SUPPLIED INFORMATION:
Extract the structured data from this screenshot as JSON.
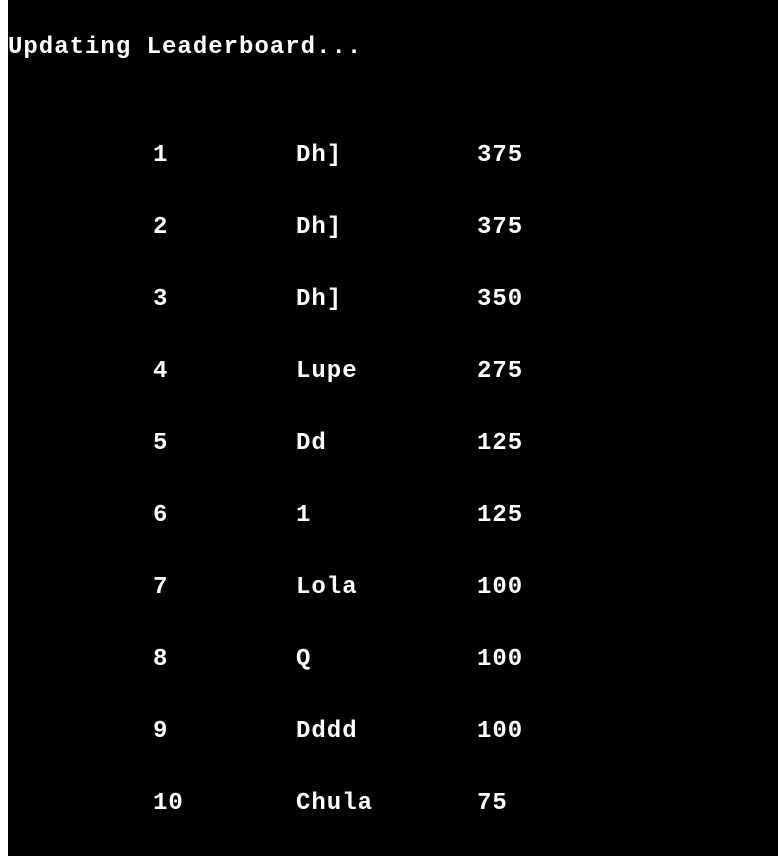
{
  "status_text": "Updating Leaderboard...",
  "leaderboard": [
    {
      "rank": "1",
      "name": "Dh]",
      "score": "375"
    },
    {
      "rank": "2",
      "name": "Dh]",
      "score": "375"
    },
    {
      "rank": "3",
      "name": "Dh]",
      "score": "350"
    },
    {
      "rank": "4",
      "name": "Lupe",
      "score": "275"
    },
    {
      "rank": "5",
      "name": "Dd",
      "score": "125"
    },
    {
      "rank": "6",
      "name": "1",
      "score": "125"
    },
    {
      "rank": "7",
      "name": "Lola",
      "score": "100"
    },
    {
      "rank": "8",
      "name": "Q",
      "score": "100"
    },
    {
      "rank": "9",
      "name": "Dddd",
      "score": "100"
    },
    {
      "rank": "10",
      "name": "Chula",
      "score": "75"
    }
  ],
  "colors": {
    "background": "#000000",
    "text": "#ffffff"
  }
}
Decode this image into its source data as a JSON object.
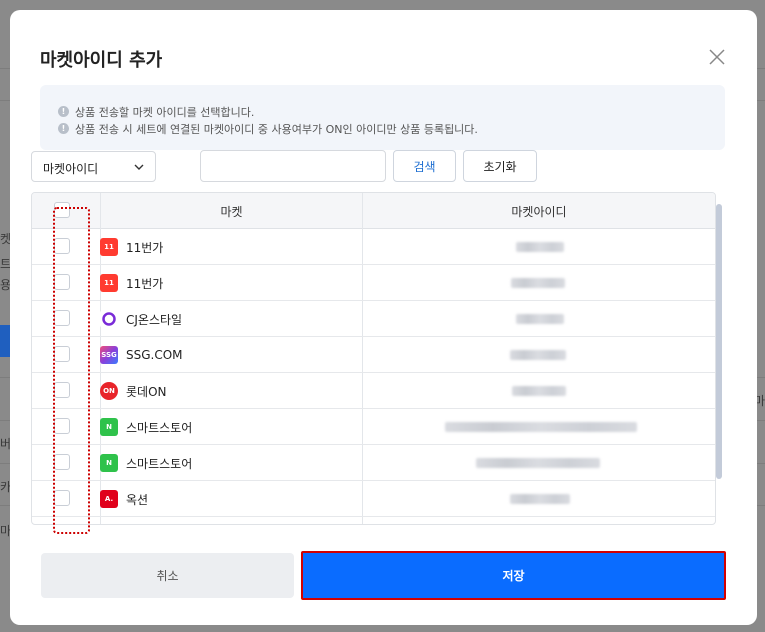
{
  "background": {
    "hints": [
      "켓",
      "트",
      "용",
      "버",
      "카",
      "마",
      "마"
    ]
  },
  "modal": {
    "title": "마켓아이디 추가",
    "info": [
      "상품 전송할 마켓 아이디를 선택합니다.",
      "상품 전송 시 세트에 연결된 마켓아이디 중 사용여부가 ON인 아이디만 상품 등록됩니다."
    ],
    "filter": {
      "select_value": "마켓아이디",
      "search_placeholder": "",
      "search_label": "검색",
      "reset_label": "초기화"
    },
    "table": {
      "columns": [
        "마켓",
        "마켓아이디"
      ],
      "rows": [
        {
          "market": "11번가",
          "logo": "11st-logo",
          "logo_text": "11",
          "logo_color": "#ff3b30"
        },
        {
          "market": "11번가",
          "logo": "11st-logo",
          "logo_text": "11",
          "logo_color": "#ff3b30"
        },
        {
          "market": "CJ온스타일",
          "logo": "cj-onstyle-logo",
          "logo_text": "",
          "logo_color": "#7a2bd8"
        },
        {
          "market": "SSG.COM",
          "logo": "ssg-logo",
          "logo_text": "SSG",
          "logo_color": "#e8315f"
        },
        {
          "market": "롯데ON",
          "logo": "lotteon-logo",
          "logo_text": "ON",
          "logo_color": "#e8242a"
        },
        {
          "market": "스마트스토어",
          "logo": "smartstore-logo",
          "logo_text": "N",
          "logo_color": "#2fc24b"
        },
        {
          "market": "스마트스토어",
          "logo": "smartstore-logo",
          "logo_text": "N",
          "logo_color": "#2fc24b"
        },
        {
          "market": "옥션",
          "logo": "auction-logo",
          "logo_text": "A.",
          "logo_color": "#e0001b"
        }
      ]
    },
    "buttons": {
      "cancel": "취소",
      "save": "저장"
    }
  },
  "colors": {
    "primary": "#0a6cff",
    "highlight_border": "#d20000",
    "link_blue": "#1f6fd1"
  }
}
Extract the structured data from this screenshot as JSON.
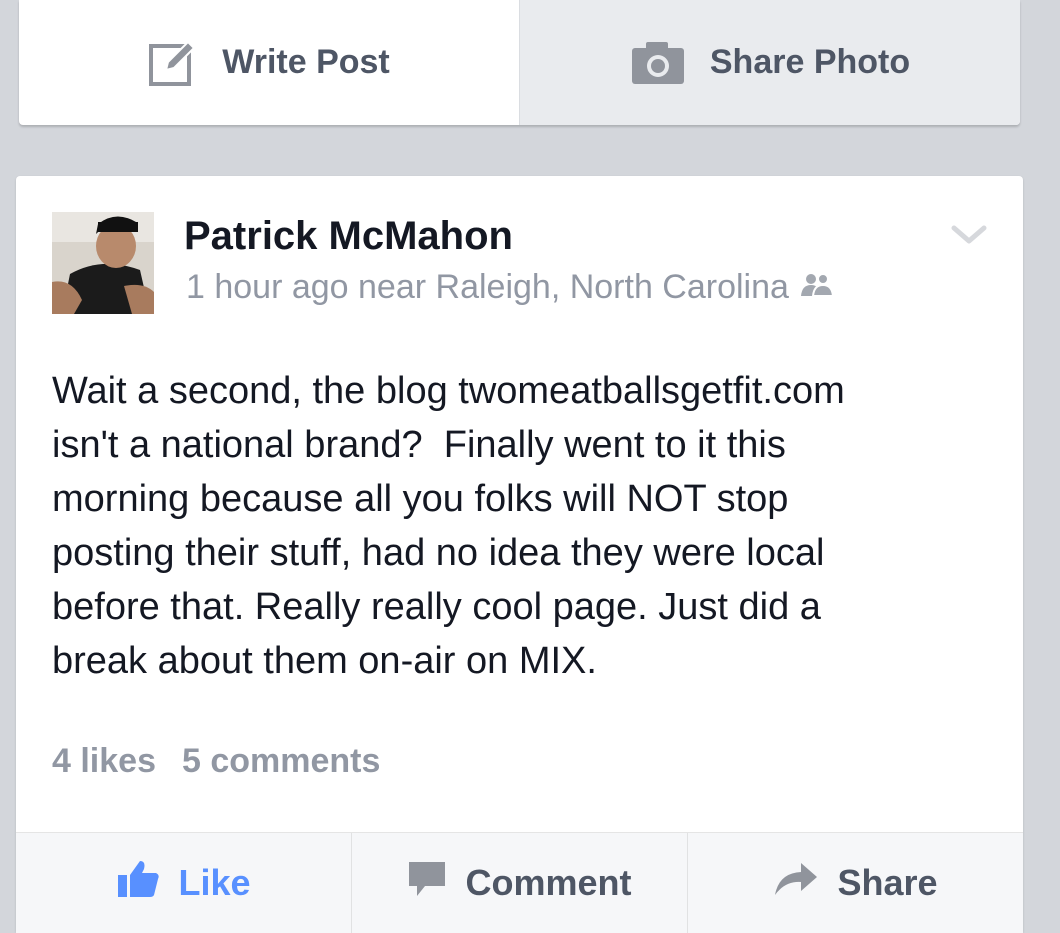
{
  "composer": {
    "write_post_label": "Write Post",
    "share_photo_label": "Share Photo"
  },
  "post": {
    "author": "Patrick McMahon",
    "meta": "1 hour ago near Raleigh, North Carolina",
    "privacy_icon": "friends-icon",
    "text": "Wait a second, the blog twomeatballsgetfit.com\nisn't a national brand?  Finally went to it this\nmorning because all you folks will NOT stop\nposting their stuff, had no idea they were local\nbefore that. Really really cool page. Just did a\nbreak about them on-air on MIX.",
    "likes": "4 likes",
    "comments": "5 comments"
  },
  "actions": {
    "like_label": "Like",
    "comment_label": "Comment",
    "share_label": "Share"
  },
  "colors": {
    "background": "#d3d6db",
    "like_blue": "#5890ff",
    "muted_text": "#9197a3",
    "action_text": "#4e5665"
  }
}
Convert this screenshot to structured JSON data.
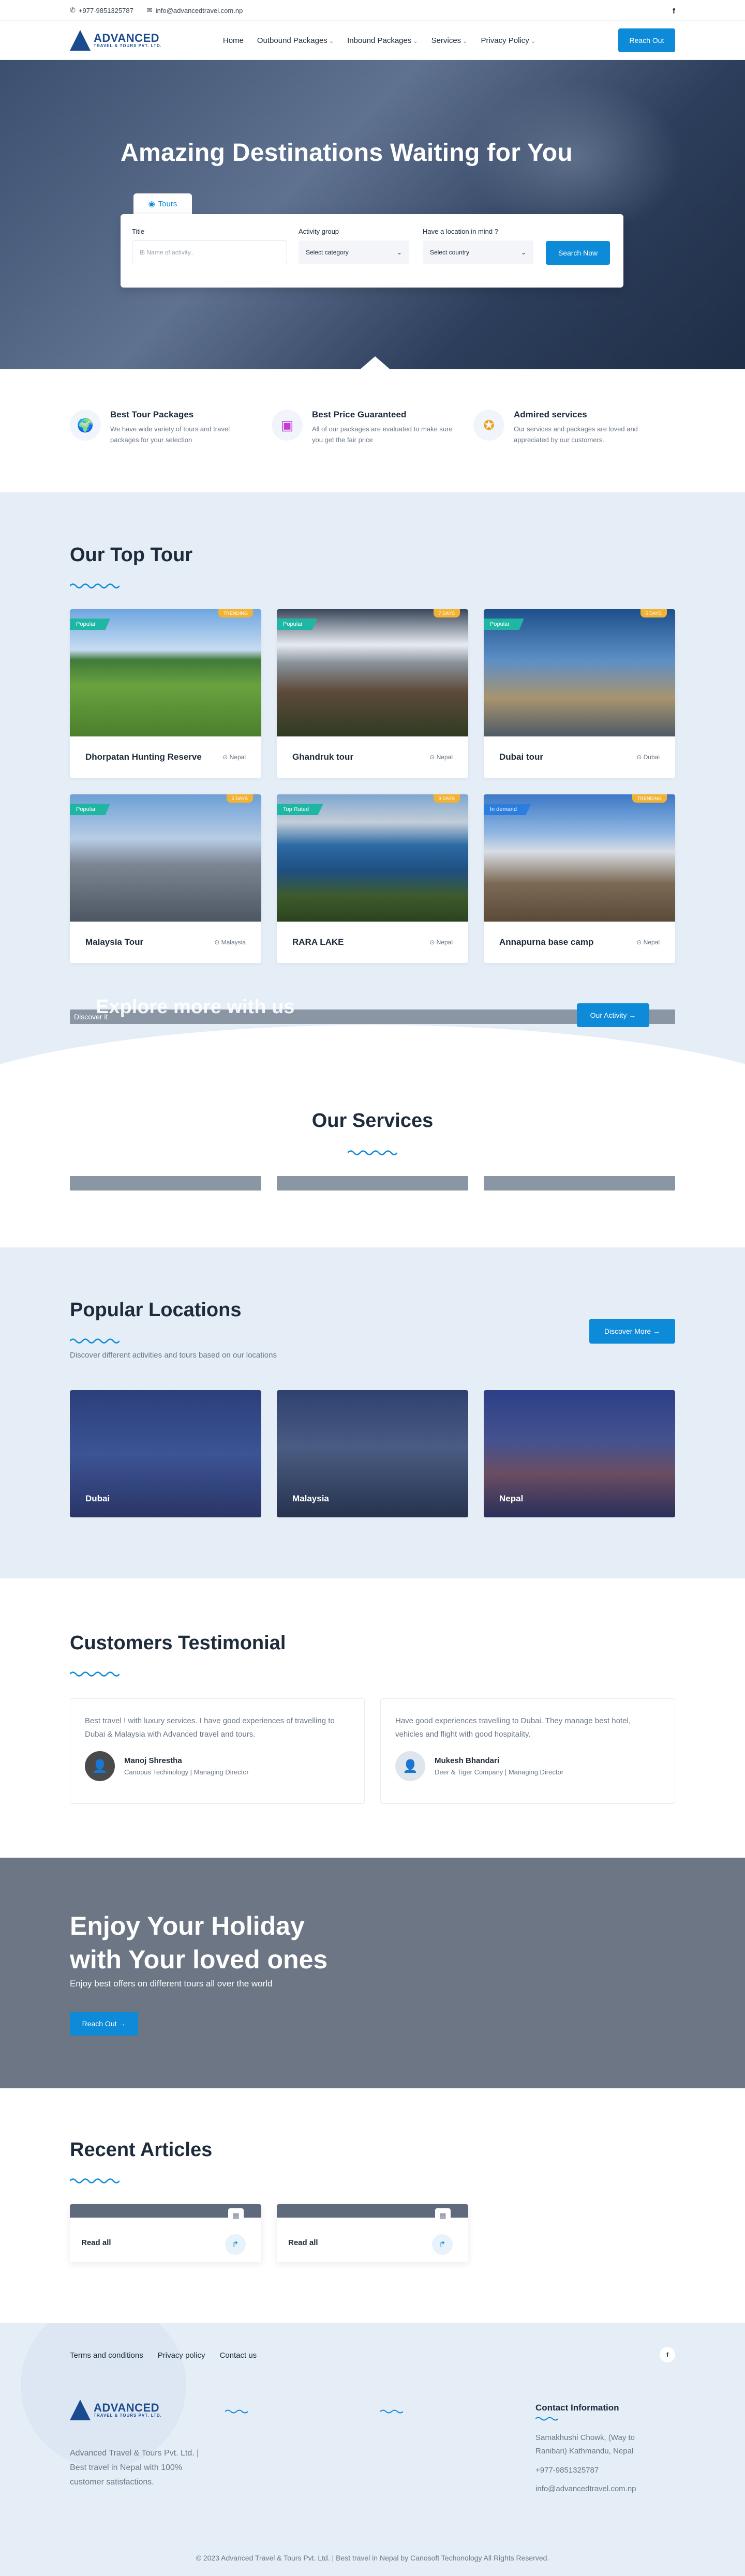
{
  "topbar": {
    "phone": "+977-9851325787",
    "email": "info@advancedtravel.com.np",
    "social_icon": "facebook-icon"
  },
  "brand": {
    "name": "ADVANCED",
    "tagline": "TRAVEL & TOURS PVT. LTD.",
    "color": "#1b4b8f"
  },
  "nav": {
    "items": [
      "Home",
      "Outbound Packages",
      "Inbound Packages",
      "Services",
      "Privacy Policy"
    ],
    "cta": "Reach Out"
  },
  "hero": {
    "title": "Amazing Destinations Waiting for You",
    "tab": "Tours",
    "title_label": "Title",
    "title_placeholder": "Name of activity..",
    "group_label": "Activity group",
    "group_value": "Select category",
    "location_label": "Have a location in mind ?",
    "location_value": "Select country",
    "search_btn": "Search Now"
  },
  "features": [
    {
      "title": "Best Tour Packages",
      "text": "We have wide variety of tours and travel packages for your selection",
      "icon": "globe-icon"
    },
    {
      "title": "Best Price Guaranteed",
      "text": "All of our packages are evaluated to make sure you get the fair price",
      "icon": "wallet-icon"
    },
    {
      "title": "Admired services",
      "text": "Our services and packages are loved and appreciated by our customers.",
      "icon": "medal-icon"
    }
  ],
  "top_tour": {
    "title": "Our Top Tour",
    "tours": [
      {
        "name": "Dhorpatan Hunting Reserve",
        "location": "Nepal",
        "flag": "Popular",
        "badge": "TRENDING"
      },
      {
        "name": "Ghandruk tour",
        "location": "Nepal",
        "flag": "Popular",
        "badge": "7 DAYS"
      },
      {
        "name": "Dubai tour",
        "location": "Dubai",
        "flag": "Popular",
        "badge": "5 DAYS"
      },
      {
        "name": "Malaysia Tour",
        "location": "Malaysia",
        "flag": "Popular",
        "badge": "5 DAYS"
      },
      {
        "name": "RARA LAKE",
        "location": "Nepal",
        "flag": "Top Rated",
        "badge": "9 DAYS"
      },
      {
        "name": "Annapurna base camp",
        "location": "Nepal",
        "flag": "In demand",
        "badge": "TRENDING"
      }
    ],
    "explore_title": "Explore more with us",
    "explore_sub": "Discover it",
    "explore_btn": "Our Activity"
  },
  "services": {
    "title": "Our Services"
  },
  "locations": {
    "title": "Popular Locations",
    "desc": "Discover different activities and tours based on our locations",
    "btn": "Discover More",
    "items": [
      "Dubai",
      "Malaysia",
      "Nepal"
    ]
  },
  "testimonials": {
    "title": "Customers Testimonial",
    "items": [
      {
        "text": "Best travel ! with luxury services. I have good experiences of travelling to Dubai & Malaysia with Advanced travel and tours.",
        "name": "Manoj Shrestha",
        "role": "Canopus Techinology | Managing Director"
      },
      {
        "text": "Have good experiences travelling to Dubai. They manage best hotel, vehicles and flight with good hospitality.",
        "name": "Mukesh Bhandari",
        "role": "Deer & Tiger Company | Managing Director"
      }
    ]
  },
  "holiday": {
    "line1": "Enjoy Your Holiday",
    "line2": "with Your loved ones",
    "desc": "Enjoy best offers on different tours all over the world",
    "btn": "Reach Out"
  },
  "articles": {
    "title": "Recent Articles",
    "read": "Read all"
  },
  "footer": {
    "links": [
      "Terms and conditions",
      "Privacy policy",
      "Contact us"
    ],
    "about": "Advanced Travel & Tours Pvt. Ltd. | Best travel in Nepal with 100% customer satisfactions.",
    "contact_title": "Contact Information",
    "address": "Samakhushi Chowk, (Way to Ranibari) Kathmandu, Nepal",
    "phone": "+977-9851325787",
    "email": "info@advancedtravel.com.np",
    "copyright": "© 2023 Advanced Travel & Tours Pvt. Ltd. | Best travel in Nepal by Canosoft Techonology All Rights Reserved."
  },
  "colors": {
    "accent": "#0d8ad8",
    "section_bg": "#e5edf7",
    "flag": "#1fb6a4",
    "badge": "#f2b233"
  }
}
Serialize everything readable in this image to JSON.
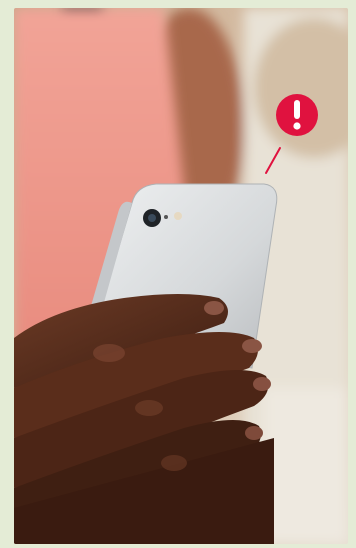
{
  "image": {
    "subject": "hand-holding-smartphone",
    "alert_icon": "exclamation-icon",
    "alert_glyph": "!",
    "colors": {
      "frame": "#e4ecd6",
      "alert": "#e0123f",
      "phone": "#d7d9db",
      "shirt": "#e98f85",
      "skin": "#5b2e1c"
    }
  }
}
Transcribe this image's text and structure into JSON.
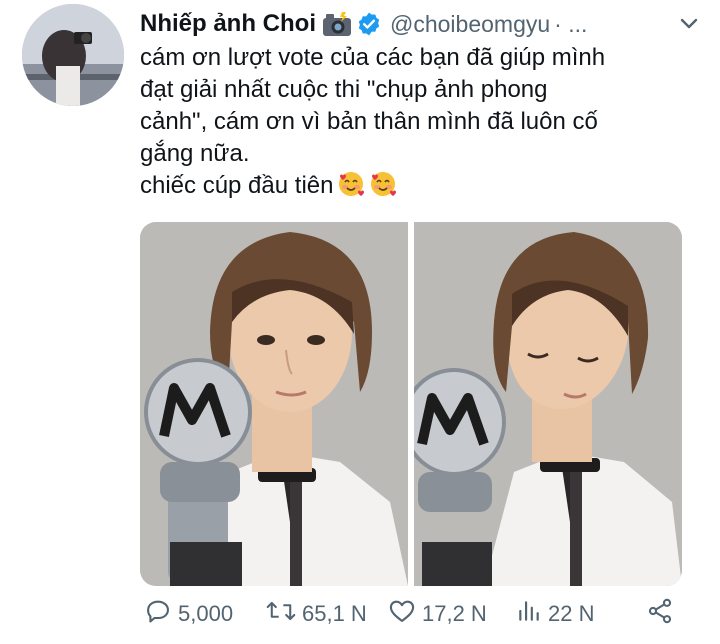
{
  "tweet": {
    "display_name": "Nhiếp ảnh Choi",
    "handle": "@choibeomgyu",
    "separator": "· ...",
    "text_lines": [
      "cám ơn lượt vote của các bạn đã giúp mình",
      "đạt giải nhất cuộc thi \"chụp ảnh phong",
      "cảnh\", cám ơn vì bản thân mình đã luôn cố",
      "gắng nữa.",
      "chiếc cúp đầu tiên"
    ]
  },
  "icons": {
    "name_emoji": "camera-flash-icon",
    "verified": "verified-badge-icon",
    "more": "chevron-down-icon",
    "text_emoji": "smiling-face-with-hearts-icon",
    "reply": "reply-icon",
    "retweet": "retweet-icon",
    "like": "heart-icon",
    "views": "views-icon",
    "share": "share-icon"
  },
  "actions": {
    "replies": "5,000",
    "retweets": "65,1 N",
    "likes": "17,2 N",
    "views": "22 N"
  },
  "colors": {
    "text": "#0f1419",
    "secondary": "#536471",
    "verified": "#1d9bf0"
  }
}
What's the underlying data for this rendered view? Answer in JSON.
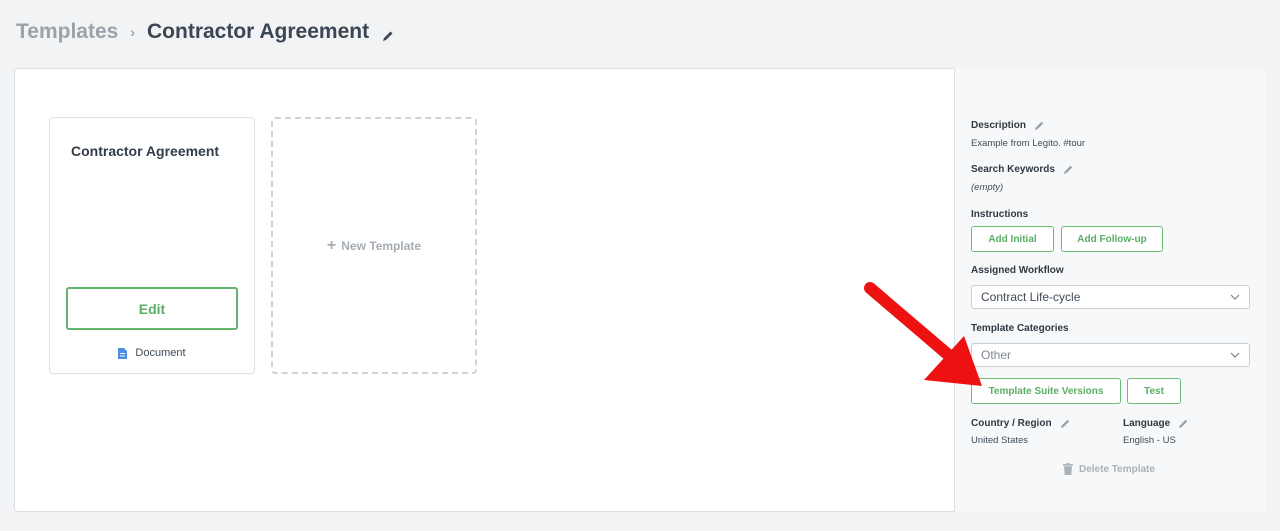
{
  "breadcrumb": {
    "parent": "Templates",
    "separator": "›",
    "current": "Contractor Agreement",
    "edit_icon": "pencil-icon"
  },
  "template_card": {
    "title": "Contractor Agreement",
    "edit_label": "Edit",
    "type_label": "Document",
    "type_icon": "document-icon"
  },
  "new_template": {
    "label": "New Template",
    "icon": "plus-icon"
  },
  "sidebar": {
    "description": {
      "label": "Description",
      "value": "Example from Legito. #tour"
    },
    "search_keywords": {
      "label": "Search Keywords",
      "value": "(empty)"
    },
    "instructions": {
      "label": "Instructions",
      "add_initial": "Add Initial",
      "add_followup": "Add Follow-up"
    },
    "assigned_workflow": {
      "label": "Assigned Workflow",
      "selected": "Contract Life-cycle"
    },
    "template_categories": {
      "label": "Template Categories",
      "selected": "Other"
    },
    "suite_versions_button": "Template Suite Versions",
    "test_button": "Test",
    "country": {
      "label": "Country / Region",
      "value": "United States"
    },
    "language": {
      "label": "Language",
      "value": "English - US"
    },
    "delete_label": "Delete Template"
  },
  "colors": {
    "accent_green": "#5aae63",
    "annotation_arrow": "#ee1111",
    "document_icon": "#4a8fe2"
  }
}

TASK DIRECTIONS:
Check every line of the data, and copy the ones that contain "selected".

RESULT FOR THIS TASK:
      "selected": "Contract Life-cycle"
      "selected": "Other"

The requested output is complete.